* What is being asked
Make an exact copy of each entry, leaving out every picture.

* Entries supplied

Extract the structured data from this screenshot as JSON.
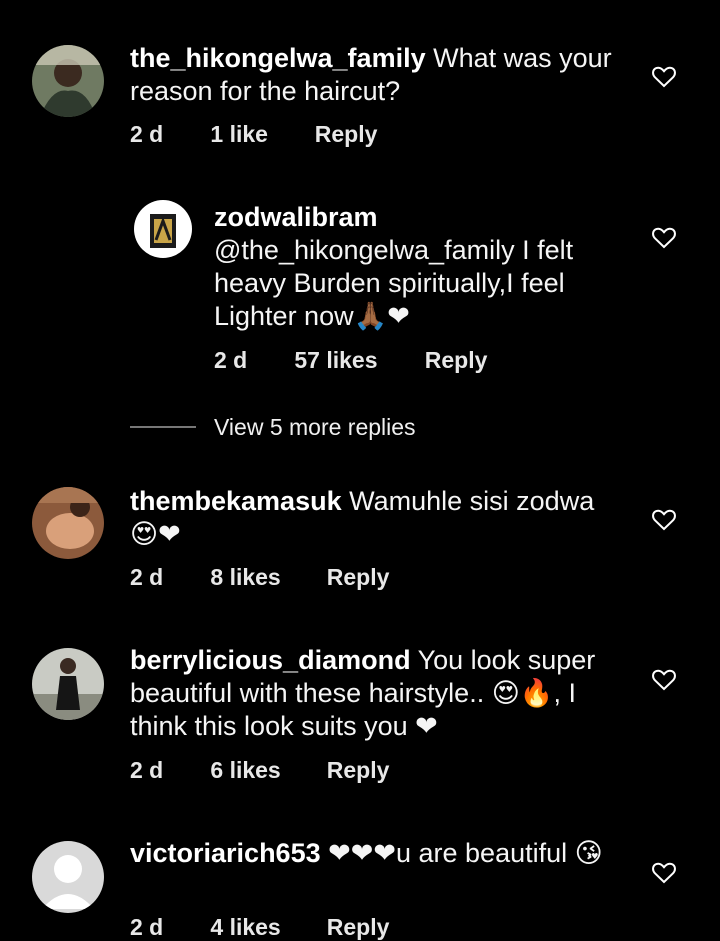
{
  "comments": [
    {
      "username": "the_hikongelwa_family",
      "text": "What was your reason for the haircut?",
      "time": "2 d",
      "likes": "1 like",
      "reply": "Reply",
      "avatar": "user-photo"
    },
    {
      "username": "zodwalibram",
      "text": "@the_hikongelwa_family I felt heavy Burden spiritually,I feel Lighter now🙏🏾❤",
      "time": "2 d",
      "likes": "57 likes",
      "reply": "Reply",
      "avatar": "brand-logo-photo"
    },
    {
      "username": "thembekamasuk",
      "text": "Wamuhle sisi zodwa 😍❤",
      "time": "2 d",
      "likes": "8 likes",
      "reply": "Reply",
      "avatar": "user-photo"
    },
    {
      "username": "berrylicious_diamond",
      "text": "You look super beautiful with these hairstyle.. 😍🔥, I think this look suits you ❤",
      "time": "2 d",
      "likes": "6 likes",
      "reply": "Reply",
      "avatar": "user-photo"
    },
    {
      "username": "victoriarich653",
      "text": "❤❤❤u are beautiful 😘",
      "time": "2 d",
      "likes": "4 likes",
      "reply": "Reply",
      "avatar": "default-avatar"
    }
  ],
  "view_more": "View 5 more replies",
  "colors": {
    "background": "#000000",
    "text": "#ffffff",
    "muted": "#777777"
  }
}
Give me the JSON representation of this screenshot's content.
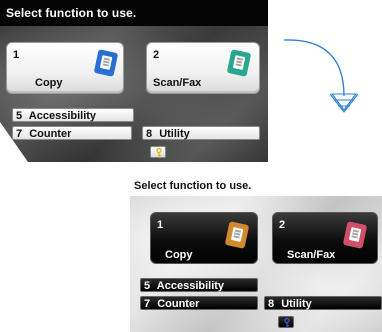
{
  "before": {
    "title": "Select function to use.",
    "tiles": [
      {
        "number": "1",
        "label": "Copy"
      },
      {
        "number": "2",
        "label": "Scan/Fax"
      }
    ],
    "buttons": [
      {
        "number": "5",
        "label": "Accessibility"
      },
      {
        "number": "7",
        "label": "Counter"
      },
      {
        "number": "8",
        "label": "Utility"
      }
    ],
    "key_icon": "key-icon"
  },
  "after": {
    "title": "Select function to use.",
    "tiles": [
      {
        "number": "1",
        "label": "Copy"
      },
      {
        "number": "2",
        "label": "Scan/Fax"
      }
    ],
    "buttons": [
      {
        "number": "5",
        "label": "Accessibility"
      },
      {
        "number": "7",
        "label": "Counter"
      },
      {
        "number": "8",
        "label": "Utility"
      }
    ],
    "key_icon": "key-icon"
  },
  "arrow": {
    "icon": "curved-down-arrow-icon",
    "color": "#2a7fd0"
  },
  "colors": {
    "copy_icon_before": "#2a6fd6",
    "scanfax_icon_before": "#2aa78f",
    "copy_icon_after": "#d28a2e",
    "scanfax_icon_after": "#d0506a",
    "key_accent_before": "#e0b400",
    "key_accent_after": "#2a5fd0"
  }
}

* The output
Extract the structured data from this screenshot as JSON.
{
  "comments": [
    {
      "username": "the_hikongelwa_family",
      "text": "What was your reason for the haircut?",
      "time": "2 d",
      "likes": "1 like",
      "reply": "Reply",
      "avatar": "user-photo"
    },
    {
      "username": "zodwalibram",
      "text": "@the_hikongelwa_family I felt heavy Burden spiritually,I feel Lighter now🙏🏾❤",
      "time": "2 d",
      "likes": "57 likes",
      "reply": "Reply",
      "avatar": "brand-logo-photo"
    },
    {
      "username": "thembekamasuk",
      "text": "Wamuhle sisi zodwa 😍❤",
      "time": "2 d",
      "likes": "8 likes",
      "reply": "Reply",
      "avatar": "user-photo"
    },
    {
      "username": "berrylicious_diamond",
      "text": "You look super beautiful with these hairstyle.. 😍🔥, I think this look suits you ❤",
      "time": "2 d",
      "likes": "6 likes",
      "reply": "Reply",
      "avatar": "user-photo"
    },
    {
      "username": "victoriarich653",
      "text": "❤❤❤u are beautiful 😘",
      "time": "2 d",
      "likes": "4 likes",
      "reply": "Reply",
      "avatar": "default-avatar"
    }
  ],
  "view_more": "View 5 more replies",
  "colors": {
    "background": "#000000",
    "text": "#ffffff",
    "muted": "#777777"
  }
}
Give me the JSON representation of this screenshot's content.
{
  "before": {
    "title": "Select function to use.",
    "tiles": [
      {
        "number": "1",
        "label": "Copy"
      },
      {
        "number": "2",
        "label": "Scan/Fax"
      }
    ],
    "buttons": [
      {
        "number": "5",
        "label": "Accessibility"
      },
      {
        "number": "7",
        "label": "Counter"
      },
      {
        "number": "8",
        "label": "Utility"
      }
    ],
    "key_icon": "key-icon"
  },
  "after": {
    "title": "Select function to use.",
    "tiles": [
      {
        "number": "1",
        "label": "Copy"
      },
      {
        "number": "2",
        "label": "Scan/Fax"
      }
    ],
    "buttons": [
      {
        "number": "5",
        "label": "Accessibility"
      },
      {
        "number": "7",
        "label": "Counter"
      },
      {
        "number": "8",
        "label": "Utility"
      }
    ],
    "key_icon": "key-icon"
  },
  "arrow": {
    "icon": "curved-down-arrow-icon",
    "color": "#2a7fd0"
  },
  "colors": {
    "copy_icon_before": "#2a6fd6",
    "scanfax_icon_before": "#2aa78f",
    "copy_icon_after": "#d28a2e",
    "scanfax_icon_after": "#d0506a",
    "key_accent_before": "#e0b400",
    "key_accent_after": "#2a5fd0"
  }
}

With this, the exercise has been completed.